### WHAT IS EXPECTED
Where a line holds "TradingView", copy it.

### TASK INPUTS
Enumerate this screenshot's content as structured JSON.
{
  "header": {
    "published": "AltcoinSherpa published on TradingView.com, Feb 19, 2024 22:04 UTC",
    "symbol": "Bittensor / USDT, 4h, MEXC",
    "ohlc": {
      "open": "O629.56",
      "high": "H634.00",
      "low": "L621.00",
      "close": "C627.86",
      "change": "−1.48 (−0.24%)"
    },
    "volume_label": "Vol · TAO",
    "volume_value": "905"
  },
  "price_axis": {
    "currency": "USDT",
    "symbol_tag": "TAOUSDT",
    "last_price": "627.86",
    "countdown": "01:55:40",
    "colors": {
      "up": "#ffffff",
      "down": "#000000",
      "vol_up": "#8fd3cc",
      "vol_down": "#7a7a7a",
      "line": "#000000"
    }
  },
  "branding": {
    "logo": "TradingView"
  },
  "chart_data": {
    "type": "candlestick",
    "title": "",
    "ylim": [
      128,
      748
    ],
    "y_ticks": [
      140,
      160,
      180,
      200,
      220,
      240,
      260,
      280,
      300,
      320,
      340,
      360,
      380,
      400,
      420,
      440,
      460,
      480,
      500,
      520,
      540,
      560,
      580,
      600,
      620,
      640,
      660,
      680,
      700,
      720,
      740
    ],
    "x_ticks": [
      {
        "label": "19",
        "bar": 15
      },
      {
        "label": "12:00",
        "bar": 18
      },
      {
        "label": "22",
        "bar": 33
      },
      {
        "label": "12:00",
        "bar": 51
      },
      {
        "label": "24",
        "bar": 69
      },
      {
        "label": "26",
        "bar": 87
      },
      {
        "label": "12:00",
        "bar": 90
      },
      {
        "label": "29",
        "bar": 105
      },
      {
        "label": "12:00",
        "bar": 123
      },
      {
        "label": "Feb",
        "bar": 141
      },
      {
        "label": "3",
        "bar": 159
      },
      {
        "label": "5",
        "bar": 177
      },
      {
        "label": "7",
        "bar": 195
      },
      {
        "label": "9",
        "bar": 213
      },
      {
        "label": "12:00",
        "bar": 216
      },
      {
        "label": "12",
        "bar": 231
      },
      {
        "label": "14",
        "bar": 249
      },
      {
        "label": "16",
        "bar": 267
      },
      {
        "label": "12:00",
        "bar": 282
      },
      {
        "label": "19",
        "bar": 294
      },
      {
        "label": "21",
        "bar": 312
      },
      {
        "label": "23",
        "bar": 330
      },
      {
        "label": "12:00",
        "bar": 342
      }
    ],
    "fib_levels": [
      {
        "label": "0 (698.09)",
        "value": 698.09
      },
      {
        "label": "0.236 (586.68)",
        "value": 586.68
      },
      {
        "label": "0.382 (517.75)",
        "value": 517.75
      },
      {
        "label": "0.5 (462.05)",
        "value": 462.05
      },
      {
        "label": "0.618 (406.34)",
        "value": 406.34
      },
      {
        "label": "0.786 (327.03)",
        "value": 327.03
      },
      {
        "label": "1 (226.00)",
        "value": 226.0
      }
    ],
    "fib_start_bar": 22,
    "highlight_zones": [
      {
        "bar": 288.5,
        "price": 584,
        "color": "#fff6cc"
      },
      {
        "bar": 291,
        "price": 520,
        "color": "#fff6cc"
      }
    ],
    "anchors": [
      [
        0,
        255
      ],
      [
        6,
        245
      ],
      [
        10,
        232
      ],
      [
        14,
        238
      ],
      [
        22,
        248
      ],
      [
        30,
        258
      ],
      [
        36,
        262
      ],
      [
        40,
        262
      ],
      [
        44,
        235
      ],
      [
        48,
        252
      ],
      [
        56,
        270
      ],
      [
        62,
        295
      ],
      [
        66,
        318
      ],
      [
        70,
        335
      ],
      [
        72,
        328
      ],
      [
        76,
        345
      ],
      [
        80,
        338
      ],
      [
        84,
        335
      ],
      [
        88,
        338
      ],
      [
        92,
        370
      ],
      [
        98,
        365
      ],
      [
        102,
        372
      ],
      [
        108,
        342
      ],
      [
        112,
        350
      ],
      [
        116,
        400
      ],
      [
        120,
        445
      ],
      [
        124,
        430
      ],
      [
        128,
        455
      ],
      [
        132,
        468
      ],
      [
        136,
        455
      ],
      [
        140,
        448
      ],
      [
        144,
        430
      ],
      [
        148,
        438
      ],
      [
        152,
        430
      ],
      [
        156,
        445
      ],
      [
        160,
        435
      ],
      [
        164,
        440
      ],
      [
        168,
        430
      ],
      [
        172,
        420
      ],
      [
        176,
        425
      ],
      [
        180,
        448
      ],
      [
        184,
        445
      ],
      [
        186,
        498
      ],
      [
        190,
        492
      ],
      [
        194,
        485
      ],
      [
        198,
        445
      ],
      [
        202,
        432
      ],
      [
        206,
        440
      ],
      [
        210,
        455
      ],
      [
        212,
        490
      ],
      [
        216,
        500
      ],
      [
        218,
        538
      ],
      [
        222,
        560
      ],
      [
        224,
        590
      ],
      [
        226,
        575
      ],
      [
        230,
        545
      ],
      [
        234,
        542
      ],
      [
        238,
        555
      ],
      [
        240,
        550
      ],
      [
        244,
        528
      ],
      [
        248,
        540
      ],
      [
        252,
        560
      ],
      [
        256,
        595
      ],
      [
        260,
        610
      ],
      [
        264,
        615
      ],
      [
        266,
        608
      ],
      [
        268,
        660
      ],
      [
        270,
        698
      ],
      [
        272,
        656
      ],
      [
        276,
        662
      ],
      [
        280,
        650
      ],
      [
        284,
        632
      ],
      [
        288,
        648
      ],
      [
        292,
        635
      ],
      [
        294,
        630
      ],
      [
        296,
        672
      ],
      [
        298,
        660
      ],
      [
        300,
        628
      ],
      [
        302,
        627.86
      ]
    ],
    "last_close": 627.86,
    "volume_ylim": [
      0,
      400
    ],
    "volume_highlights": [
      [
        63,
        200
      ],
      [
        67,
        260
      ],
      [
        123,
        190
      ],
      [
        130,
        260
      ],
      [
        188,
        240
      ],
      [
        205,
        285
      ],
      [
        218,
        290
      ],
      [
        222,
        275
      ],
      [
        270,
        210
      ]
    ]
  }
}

### SOLUTION FOR THIS PROBLEM
    "published": "AltcoinSherpa published on TradingView.com, Feb 19, 2024 22:04 UTC",
    "logo": "TradingView"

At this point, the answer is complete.